**Exercise prompt**:
Give every line of the material again, exactly as written.

Entries taken from a collection:
>> Begin
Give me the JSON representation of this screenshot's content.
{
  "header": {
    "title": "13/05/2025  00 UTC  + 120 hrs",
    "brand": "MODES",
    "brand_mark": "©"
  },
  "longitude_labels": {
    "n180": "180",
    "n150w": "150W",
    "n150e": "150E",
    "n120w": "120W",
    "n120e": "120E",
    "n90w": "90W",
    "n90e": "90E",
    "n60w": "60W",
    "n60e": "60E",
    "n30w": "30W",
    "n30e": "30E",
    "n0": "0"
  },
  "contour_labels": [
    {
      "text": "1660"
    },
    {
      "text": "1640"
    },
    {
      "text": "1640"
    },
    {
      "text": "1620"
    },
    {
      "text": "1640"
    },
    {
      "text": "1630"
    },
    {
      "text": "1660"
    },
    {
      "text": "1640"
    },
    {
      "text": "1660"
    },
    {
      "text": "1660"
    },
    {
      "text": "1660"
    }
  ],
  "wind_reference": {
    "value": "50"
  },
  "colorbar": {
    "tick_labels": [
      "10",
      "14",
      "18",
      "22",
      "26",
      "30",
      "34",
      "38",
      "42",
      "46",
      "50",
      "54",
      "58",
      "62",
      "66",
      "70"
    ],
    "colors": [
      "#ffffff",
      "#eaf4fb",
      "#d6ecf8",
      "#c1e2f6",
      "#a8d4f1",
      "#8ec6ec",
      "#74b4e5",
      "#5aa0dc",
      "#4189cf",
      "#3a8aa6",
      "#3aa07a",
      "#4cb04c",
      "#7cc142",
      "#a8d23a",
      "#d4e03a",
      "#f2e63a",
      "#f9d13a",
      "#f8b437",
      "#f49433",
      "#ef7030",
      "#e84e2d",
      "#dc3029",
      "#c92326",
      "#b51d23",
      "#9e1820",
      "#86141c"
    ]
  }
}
>> End
**Reply to the task**:
Give me the JSON representation of this screenshot's content.
{
  "header": {
    "title": "13/05/2025  00 UTC  + 120 hrs",
    "brand": "MODES",
    "brand_mark": "©"
  },
  "longitude_labels": {
    "n180": "180",
    "n150w": "150W",
    "n150e": "150E",
    "n120w": "120W",
    "n120e": "120E",
    "n90w": "90W",
    "n90e": "90E",
    "n60w": "60W",
    "n60e": "60E",
    "n30w": "30W",
    "n30e": "30E",
    "n0": "0"
  },
  "contour_labels": [
    {
      "text": "1660"
    },
    {
      "text": "1640"
    },
    {
      "text": "1640"
    },
    {
      "text": "1620"
    },
    {
      "text": "1640"
    },
    {
      "text": "1630"
    },
    {
      "text": "1660"
    },
    {
      "text": "1640"
    },
    {
      "text": "1660"
    },
    {
      "text": "1660"
    },
    {
      "text": "1660"
    }
  ],
  "wind_reference": {
    "value": "50"
  },
  "colorbar": {
    "tick_labels": [
      "10",
      "14",
      "18",
      "22",
      "26",
      "30",
      "34",
      "38",
      "42",
      "46",
      "50",
      "54",
      "58",
      "62",
      "66",
      "70"
    ],
    "colors": [
      "#ffffff",
      "#eaf4fb",
      "#d6ecf8",
      "#c1e2f6",
      "#a8d4f1",
      "#8ec6ec",
      "#74b4e5",
      "#5aa0dc",
      "#4189cf",
      "#3a8aa6",
      "#3aa07a",
      "#4cb04c",
      "#7cc142",
      "#a8d23a",
      "#d4e03a",
      "#f2e63a",
      "#f9d13a",
      "#f8b437",
      "#f49433",
      "#ef7030",
      "#e84e2d",
      "#dc3029",
      "#c92326",
      "#b51d23",
      "#9e1820",
      "#86141c"
    ]
  }
}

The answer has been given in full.